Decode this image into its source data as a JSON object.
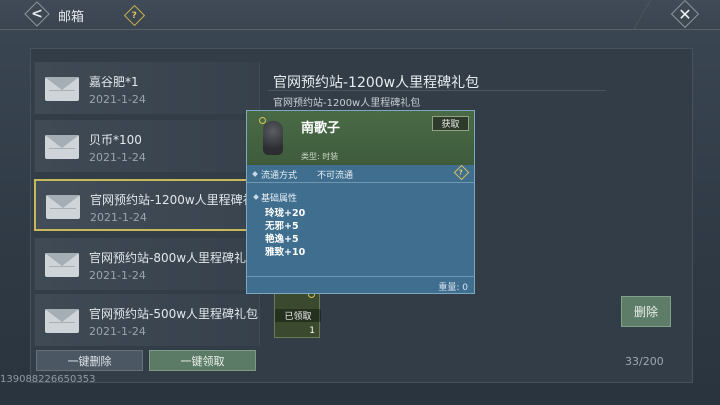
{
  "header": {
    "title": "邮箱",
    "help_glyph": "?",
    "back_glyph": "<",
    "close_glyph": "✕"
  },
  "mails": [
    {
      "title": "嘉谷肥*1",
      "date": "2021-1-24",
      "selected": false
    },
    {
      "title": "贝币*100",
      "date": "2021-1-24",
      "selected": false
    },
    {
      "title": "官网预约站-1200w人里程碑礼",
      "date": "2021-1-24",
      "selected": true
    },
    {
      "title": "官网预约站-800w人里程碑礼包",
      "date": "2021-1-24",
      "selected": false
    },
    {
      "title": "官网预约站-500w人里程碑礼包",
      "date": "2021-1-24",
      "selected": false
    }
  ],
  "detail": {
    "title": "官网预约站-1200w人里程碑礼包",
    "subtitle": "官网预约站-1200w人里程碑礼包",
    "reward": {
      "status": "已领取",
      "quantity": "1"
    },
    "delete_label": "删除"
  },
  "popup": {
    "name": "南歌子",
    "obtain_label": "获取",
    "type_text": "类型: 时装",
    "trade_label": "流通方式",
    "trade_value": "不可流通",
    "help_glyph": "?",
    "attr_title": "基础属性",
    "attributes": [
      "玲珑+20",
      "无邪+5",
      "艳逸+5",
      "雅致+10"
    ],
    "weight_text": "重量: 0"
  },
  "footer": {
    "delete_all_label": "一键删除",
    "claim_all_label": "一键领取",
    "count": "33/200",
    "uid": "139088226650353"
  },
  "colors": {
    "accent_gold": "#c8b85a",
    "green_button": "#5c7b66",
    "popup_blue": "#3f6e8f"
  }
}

★ ★ ★ ★ ★ ★ ★

▶ **PROMPT**: Repeat the listing in full and exactly. Do not include any images.

▶ **WRITTEN RESPONSE**:
Decode this image into its source data as a JSON object.
{
  "header": {
    "title": "邮箱",
    "help_glyph": "?",
    "back_glyph": "<",
    "close_glyph": "✕"
  },
  "mails": [
    {
      "title": "嘉谷肥*1",
      "date": "2021-1-24",
      "selected": false
    },
    {
      "title": "贝币*100",
      "date": "2021-1-24",
      "selected": false
    },
    {
      "title": "官网预约站-1200w人里程碑礼",
      "date": "2021-1-24",
      "selected": true
    },
    {
      "title": "官网预约站-800w人里程碑礼包",
      "date": "2021-1-24",
      "selected": false
    },
    {
      "title": "官网预约站-500w人里程碑礼包",
      "date": "2021-1-24",
      "selected": false
    }
  ],
  "detail": {
    "title": "官网预约站-1200w人里程碑礼包",
    "subtitle": "官网预约站-1200w人里程碑礼包",
    "reward": {
      "status": "已领取",
      "quantity": "1"
    },
    "delete_label": "删除"
  },
  "popup": {
    "name": "南歌子",
    "obtain_label": "获取",
    "type_text": "类型: 时装",
    "trade_label": "流通方式",
    "trade_value": "不可流通",
    "help_glyph": "?",
    "attr_title": "基础属性",
    "attributes": [
      "玲珑+20",
      "无邪+5",
      "艳逸+5",
      "雅致+10"
    ],
    "weight_text": "重量: 0"
  },
  "footer": {
    "delete_all_label": "一键删除",
    "claim_all_label": "一键领取",
    "count": "33/200",
    "uid": "139088226650353"
  },
  "colors": {
    "accent_gold": "#c8b85a",
    "green_button": "#5c7b66",
    "popup_blue": "#3f6e8f"
  }
}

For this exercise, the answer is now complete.